**Exercise description:**
Write out each record below exactly as it appears, with no pictures.

**Extracted entries:**
━━━━━━━━━━

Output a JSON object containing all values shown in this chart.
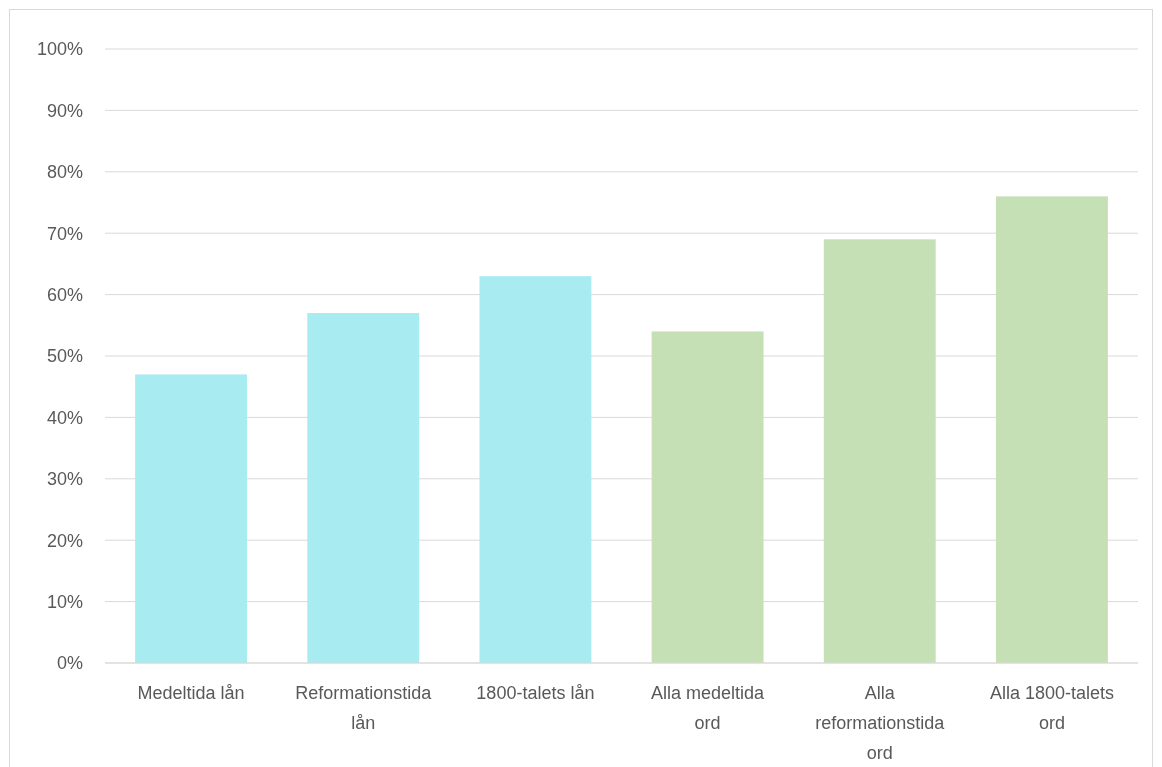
{
  "chart_data": {
    "type": "bar",
    "categories": [
      "Medeltida lån",
      "Reformationstida lån",
      "1800-talets lån",
      "Alla medeltida ord",
      "Alla reformationstida ord",
      "Alla 1800-talets ord"
    ],
    "values": [
      47,
      57,
      63,
      54,
      69,
      76
    ],
    "colors": [
      "#a8ebf0",
      "#a8ebf0",
      "#a8ebf0",
      "#c5e0b4",
      "#c5e0b4",
      "#c5e0b4"
    ],
    "ylim": [
      0,
      100
    ],
    "yticks": [
      {
        "value": 0,
        "label": "0%"
      },
      {
        "value": 10,
        "label": "10%"
      },
      {
        "value": 20,
        "label": "20%"
      },
      {
        "value": 30,
        "label": "30%"
      },
      {
        "value": 40,
        "label": "40%"
      },
      {
        "value": 50,
        "label": "50%"
      },
      {
        "value": 60,
        "label": "60%"
      },
      {
        "value": 70,
        "label": "70%"
      },
      {
        "value": 80,
        "label": "80%"
      },
      {
        "value": 90,
        "label": "90%"
      },
      {
        "value": 100,
        "label": "100%"
      }
    ],
    "grid": "y"
  }
}
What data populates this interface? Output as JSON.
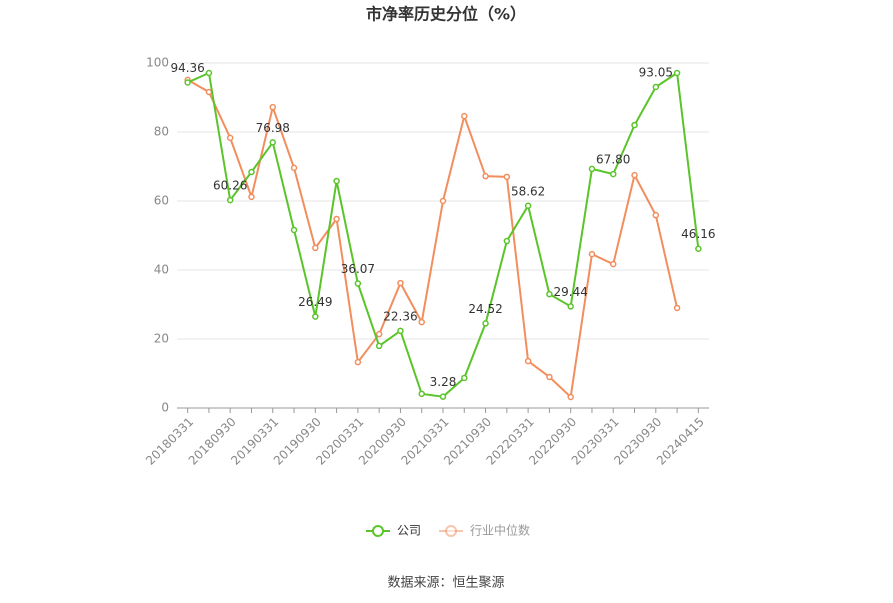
{
  "chart_data": {
    "type": "line",
    "title": "市净率历史分位（%）",
    "source": "数据来源：恒生聚源",
    "categories": [
      "20180331",
      null,
      "20180930",
      null,
      "20190331",
      null,
      "20190930",
      null,
      "20200331",
      null,
      "20200930",
      null,
      "20210331",
      null,
      "20210930",
      null,
      "20220331",
      null,
      "20220930",
      null,
      "20230331",
      null,
      "20230930",
      null,
      "20240415"
    ],
    "series": [
      {
        "name": "公司",
        "color": "#5ac42a",
        "values": [
          94.36,
          97.1,
          60.26,
          68.4,
          76.98,
          51.6,
          26.49,
          65.8,
          36.07,
          18.0,
          22.36,
          4.1,
          3.28,
          8.7,
          24.52,
          48.4,
          58.62,
          33.0,
          29.44,
          69.3,
          67.8,
          82.0,
          93.05,
          97.1,
          46.16
        ],
        "value_labels": [
          "94.36",
          null,
          "60.26",
          null,
          "76.98",
          null,
          "26.49",
          null,
          "36.07",
          null,
          "22.36",
          null,
          "3.28",
          null,
          "24.52",
          null,
          "58.62",
          null,
          "29.44",
          null,
          "67.80",
          null,
          "93.05",
          null,
          "46.16"
        ]
      },
      {
        "name": "行业中位数",
        "color": "#f28e5e",
        "values": [
          95.1,
          91.6,
          78.3,
          61.2,
          87.2,
          69.6,
          46.4,
          54.8,
          13.3,
          21.4,
          36.2,
          24.9,
          60.0,
          84.6,
          67.2,
          67.0,
          13.6,
          9.0,
          3.2,
          44.6,
          41.7,
          67.5,
          55.9,
          29.0,
          null
        ]
      }
    ],
    "ylim": [
      0,
      100
    ],
    "yticks": [
      0,
      20,
      40,
      60,
      80,
      100
    ],
    "grid": true,
    "legend": "bottom"
  }
}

━━━━━━━━━━

**Right answer:**
Output a JSON object containing all values shown in this chart.
{
  "chart_data": {
    "type": "bar",
    "categories": [
      "Medeltida lån",
      "Reformationstida lån",
      "1800-talets lån",
      "Alla medeltida ord",
      "Alla reformationstida ord",
      "Alla 1800-talets ord"
    ],
    "values": [
      47,
      57,
      63,
      54,
      69,
      76
    ],
    "colors": [
      "#a8ebf0",
      "#a8ebf0",
      "#a8ebf0",
      "#c5e0b4",
      "#c5e0b4",
      "#c5e0b4"
    ],
    "ylim": [
      0,
      100
    ],
    "yticks": [
      {
        "value": 0,
        "label": "0%"
      },
      {
        "value": 10,
        "label": "10%"
      },
      {
        "value": 20,
        "label": "20%"
      },
      {
        "value": 30,
        "label": "30%"
      },
      {
        "value": 40,
        "label": "40%"
      },
      {
        "value": 50,
        "label": "50%"
      },
      {
        "value": 60,
        "label": "60%"
      },
      {
        "value": 70,
        "label": "70%"
      },
      {
        "value": 80,
        "label": "80%"
      },
      {
        "value": 90,
        "label": "90%"
      },
      {
        "value": 100,
        "label": "100%"
      }
    ],
    "grid": "y"
  }
}
What data populates this interface? Output as JSON.
{
  "chart_data": {
    "type": "line",
    "title": "市净率历史分位（%）",
    "source": "数据来源：恒生聚源",
    "categories": [
      "20180331",
      null,
      "20180930",
      null,
      "20190331",
      null,
      "20190930",
      null,
      "20200331",
      null,
      "20200930",
      null,
      "20210331",
      null,
      "20210930",
      null,
      "20220331",
      null,
      "20220930",
      null,
      "20230331",
      null,
      "20230930",
      null,
      "20240415"
    ],
    "series": [
      {
        "name": "公司",
        "color": "#5ac42a",
        "values": [
          94.36,
          97.1,
          60.26,
          68.4,
          76.98,
          51.6,
          26.49,
          65.8,
          36.07,
          18.0,
          22.36,
          4.1,
          3.28,
          8.7,
          24.52,
          48.4,
          58.62,
          33.0,
          29.44,
          69.3,
          67.8,
          82.0,
          93.05,
          97.1,
          46.16
        ],
        "value_labels": [
          "94.36",
          null,
          "60.26",
          null,
          "76.98",
          null,
          "26.49",
          null,
          "36.07",
          null,
          "22.36",
          null,
          "3.28",
          null,
          "24.52",
          null,
          "58.62",
          null,
          "29.44",
          null,
          "67.80",
          null,
          "93.05",
          null,
          "46.16"
        ]
      },
      {
        "name": "行业中位数",
        "color": "#f28e5e",
        "values": [
          95.1,
          91.6,
          78.3,
          61.2,
          87.2,
          69.6,
          46.4,
          54.8,
          13.3,
          21.4,
          36.2,
          24.9,
          60.0,
          84.6,
          67.2,
          67.0,
          13.6,
          9.0,
          3.2,
          44.6,
          41.7,
          67.5,
          55.9,
          29.0,
          null
        ]
      }
    ],
    "ylim": [
      0,
      100
    ],
    "yticks": [
      0,
      20,
      40,
      60,
      80,
      100
    ],
    "grid": true,
    "legend": "bottom"
  }
}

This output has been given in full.